- [What you have to do]:
Copy out each line of the material below that holds the string "legend".

▽

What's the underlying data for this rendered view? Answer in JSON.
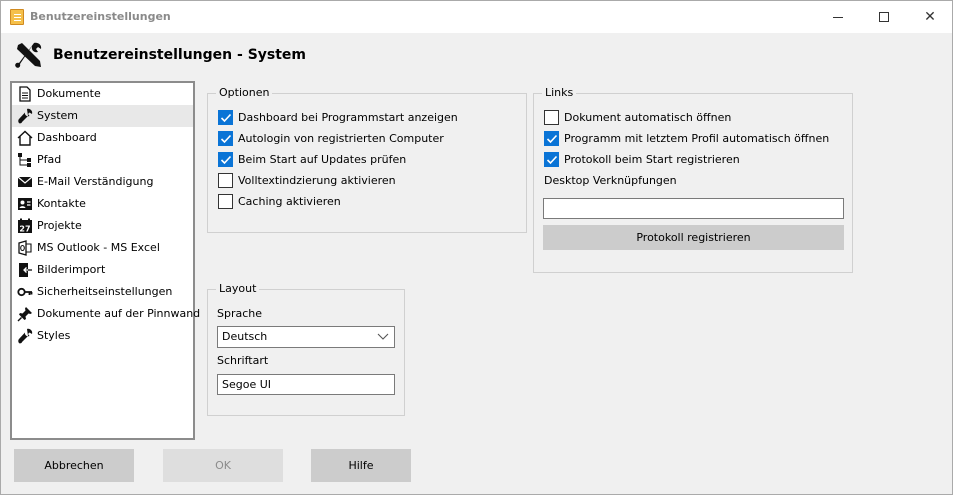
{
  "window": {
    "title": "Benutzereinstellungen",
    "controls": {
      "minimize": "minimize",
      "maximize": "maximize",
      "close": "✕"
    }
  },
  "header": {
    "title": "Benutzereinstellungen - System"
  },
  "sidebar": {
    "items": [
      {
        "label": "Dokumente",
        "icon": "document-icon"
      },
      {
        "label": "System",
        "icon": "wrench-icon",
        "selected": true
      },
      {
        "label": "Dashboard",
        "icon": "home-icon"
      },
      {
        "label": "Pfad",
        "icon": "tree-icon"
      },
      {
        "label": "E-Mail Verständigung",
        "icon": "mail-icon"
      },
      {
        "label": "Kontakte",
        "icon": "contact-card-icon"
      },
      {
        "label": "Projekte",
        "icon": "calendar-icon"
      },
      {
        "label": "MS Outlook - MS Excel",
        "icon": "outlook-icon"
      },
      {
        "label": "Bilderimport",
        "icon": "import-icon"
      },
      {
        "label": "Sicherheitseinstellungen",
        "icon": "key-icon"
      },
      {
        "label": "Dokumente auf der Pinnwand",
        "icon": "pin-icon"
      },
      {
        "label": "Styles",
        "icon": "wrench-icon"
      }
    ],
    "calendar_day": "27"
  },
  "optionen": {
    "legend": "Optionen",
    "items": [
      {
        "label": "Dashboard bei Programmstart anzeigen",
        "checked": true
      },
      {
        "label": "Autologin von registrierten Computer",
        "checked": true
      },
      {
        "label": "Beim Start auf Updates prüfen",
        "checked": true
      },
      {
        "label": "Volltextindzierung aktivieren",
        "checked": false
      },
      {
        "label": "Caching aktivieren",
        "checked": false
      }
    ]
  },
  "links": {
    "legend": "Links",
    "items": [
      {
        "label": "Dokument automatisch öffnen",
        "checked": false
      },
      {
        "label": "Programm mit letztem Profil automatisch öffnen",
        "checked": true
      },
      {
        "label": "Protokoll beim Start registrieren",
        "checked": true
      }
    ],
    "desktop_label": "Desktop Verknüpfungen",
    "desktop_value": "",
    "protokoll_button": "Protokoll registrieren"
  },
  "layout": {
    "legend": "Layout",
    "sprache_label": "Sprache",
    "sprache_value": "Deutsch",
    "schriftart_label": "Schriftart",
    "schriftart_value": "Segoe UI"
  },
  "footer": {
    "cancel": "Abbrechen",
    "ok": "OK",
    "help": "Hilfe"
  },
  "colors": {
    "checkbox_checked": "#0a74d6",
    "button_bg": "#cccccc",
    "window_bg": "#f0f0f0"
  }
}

△

- [Worked answer]:
    "legend": "Optionen",
    "legend": "Links",
    "legend": "Layout",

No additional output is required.